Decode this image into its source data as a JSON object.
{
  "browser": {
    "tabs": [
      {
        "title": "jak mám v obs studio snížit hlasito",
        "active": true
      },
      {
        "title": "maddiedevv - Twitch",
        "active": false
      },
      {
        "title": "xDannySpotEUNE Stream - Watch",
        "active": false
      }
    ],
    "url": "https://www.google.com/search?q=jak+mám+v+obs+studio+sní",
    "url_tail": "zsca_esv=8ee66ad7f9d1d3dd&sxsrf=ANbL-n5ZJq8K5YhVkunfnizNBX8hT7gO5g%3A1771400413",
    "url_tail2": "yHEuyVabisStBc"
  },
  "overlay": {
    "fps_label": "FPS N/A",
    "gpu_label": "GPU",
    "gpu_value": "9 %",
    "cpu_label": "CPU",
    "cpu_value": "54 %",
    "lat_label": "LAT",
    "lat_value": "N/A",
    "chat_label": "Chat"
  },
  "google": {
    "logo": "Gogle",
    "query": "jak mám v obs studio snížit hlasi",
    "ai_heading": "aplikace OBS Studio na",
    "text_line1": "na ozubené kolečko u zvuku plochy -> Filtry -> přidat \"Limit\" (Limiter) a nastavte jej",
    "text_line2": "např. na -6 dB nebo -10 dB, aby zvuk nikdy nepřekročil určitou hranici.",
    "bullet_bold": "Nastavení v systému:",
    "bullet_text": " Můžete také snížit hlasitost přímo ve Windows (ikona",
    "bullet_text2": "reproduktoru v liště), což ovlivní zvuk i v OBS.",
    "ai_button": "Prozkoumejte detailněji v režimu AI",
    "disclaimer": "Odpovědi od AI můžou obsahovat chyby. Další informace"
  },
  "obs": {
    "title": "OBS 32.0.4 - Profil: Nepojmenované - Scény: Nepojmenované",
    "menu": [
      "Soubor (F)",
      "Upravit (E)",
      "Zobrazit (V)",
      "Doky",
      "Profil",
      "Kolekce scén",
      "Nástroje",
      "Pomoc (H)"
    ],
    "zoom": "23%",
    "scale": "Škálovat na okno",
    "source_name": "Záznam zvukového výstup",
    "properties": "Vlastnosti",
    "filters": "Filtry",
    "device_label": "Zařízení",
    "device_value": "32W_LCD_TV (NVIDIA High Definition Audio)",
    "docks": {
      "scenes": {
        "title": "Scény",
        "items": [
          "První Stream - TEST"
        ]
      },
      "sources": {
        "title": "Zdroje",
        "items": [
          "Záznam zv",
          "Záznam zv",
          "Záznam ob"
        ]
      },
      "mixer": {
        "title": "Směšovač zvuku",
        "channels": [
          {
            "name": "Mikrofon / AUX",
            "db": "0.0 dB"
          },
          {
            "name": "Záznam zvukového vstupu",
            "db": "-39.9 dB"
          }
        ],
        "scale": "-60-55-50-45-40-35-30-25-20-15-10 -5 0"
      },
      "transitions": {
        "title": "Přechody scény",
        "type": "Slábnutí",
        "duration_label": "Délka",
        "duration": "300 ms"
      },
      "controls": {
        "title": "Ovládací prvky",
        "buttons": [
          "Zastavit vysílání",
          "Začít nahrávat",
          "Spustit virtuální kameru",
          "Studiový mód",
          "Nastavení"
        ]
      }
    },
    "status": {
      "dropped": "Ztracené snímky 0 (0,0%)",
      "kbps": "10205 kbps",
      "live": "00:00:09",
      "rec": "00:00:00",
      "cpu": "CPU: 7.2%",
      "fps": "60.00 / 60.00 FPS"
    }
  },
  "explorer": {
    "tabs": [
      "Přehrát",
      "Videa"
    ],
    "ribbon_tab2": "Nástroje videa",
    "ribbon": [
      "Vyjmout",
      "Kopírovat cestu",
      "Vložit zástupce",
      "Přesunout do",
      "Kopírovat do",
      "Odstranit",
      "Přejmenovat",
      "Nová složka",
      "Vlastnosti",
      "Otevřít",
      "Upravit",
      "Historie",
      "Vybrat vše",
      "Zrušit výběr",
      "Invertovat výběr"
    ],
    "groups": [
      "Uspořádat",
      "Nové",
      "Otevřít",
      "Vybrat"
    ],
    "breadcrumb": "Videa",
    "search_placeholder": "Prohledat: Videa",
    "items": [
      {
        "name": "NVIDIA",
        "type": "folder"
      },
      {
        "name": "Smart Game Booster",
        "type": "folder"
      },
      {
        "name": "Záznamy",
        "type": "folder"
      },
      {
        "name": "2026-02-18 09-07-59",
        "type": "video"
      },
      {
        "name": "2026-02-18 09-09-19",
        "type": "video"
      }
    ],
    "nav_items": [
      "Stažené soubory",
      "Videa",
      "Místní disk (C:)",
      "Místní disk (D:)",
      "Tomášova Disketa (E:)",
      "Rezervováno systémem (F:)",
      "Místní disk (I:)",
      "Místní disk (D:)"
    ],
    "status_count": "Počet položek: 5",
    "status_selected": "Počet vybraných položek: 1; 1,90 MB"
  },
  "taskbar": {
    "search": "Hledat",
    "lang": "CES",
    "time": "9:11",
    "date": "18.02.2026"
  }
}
▬▬▬▬▬▬▬▬▬▬
[Directions for this task]:
Every line above should be retyped exactly as given.

[Complete output]:
Decode this image into its source data as a JSON object.
{
  "browser": {
    "tabs": [
      {
        "title": "jak mám v obs studio snížit hlasito",
        "active": true
      },
      {
        "title": "maddiedevv - Twitch",
        "active": false
      },
      {
        "title": "xDannySpotEUNE Stream - Watch",
        "active": false
      }
    ],
    "url": "https://www.google.com/search?q=jak+mám+v+obs+studio+sní",
    "url_tail": "zsca_esv=8ee66ad7f9d1d3dd&sxsrf=ANbL-n5ZJq8K5YhVkunfnizNBX8hT7gO5g%3A1771400413",
    "url_tail2": "yHEuyVabisStBc"
  },
  "overlay": {
    "fps_label": "FPS N/A",
    "gpu_label": "GPU",
    "gpu_value": "9 %",
    "cpu_label": "CPU",
    "cpu_value": "54 %",
    "lat_label": "LAT",
    "lat_value": "N/A",
    "chat_label": "Chat"
  },
  "google": {
    "logo": "Gogle",
    "query": "jak mám v obs studio snížit hlasi",
    "ai_heading": "aplikace OBS Studio na",
    "text_line1": "na ozubené kolečko u zvuku plochy -> Filtry -> přidat \"Limit\" (Limiter) a nastavte jej",
    "text_line2": "např. na -6 dB nebo -10 dB, aby zvuk nikdy nepřekročil určitou hranici.",
    "bullet_bold": "Nastavení v systému:",
    "bullet_text": " Můžete také snížit hlasitost přímo ve Windows (ikona",
    "bullet_text2": "reproduktoru v liště), což ovlivní zvuk i v OBS.",
    "ai_button": "Prozkoumejte detailněji v režimu AI",
    "disclaimer": "Odpovědi od AI můžou obsahovat chyby. Další informace"
  },
  "obs": {
    "title": "OBS 32.0.4 - Profil: Nepojmenované - Scény: Nepojmenované",
    "menu": [
      "Soubor (F)",
      "Upravit (E)",
      "Zobrazit (V)",
      "Doky",
      "Profil",
      "Kolekce scén",
      "Nástroje",
      "Pomoc (H)"
    ],
    "zoom": "23%",
    "scale": "Škálovat na okno",
    "source_name": "Záznam zvukového výstup",
    "properties": "Vlastnosti",
    "filters": "Filtry",
    "device_label": "Zařízení",
    "device_value": "32W_LCD_TV (NVIDIA High Definition Audio)",
    "docks": {
      "scenes": {
        "title": "Scény",
        "items": [
          "První Stream - TEST"
        ]
      },
      "sources": {
        "title": "Zdroje",
        "items": [
          "Záznam zv",
          "Záznam zv",
          "Záznam ob"
        ]
      },
      "mixer": {
        "title": "Směšovač zvuku",
        "channels": [
          {
            "name": "Mikrofon / AUX",
            "db": "0.0 dB"
          },
          {
            "name": "Záznam zvukového vstupu",
            "db": "-39.9 dB"
          }
        ],
        "scale": "-60-55-50-45-40-35-30-25-20-15-10 -5 0"
      },
      "transitions": {
        "title": "Přechody scény",
        "type": "Slábnutí",
        "duration_label": "Délka",
        "duration": "300 ms"
      },
      "controls": {
        "title": "Ovládací prvky",
        "buttons": [
          "Zastavit vysílání",
          "Začít nahrávat",
          "Spustit virtuální kameru",
          "Studiový mód",
          "Nastavení"
        ]
      }
    },
    "status": {
      "dropped": "Ztracené snímky 0 (0,0%)",
      "kbps": "10205 kbps",
      "live": "00:00:09",
      "rec": "00:00:00",
      "cpu": "CPU: 7.2%",
      "fps": "60.00 / 60.00 FPS"
    }
  },
  "explorer": {
    "tabs": [
      "Přehrát",
      "Videa"
    ],
    "ribbon_tab2": "Nástroje videa",
    "ribbon": [
      "Vyjmout",
      "Kopírovat cestu",
      "Vložit zástupce",
      "Přesunout do",
      "Kopírovat do",
      "Odstranit",
      "Přejmenovat",
      "Nová složka",
      "Vlastnosti",
      "Otevřít",
      "Upravit",
      "Historie",
      "Vybrat vše",
      "Zrušit výběr",
      "Invertovat výběr"
    ],
    "groups": [
      "Uspořádat",
      "Nové",
      "Otevřít",
      "Vybrat"
    ],
    "breadcrumb": "Videa",
    "search_placeholder": "Prohledat: Videa",
    "items": [
      {
        "name": "NVIDIA",
        "type": "folder"
      },
      {
        "name": "Smart Game Booster",
        "type": "folder"
      },
      {
        "name": "Záznamy",
        "type": "folder"
      },
      {
        "name": "2026-02-18 09-07-59",
        "type": "video"
      },
      {
        "name": "2026-02-18 09-09-19",
        "type": "video"
      }
    ],
    "nav_items": [
      "Stažené soubory",
      "Videa",
      "Místní disk (C:)",
      "Místní disk (D:)",
      "Tomášova Disketa (E:)",
      "Rezervováno systémem (F:)",
      "Místní disk (I:)",
      "Místní disk (D:)"
    ],
    "status_count": "Počet položek: 5",
    "status_selected": "Počet vybraných položek: 1; 1,90 MB"
  },
  "taskbar": {
    "search": "Hledat",
    "lang": "CES",
    "time": "9:11",
    "date": "18.02.2026"
  }
}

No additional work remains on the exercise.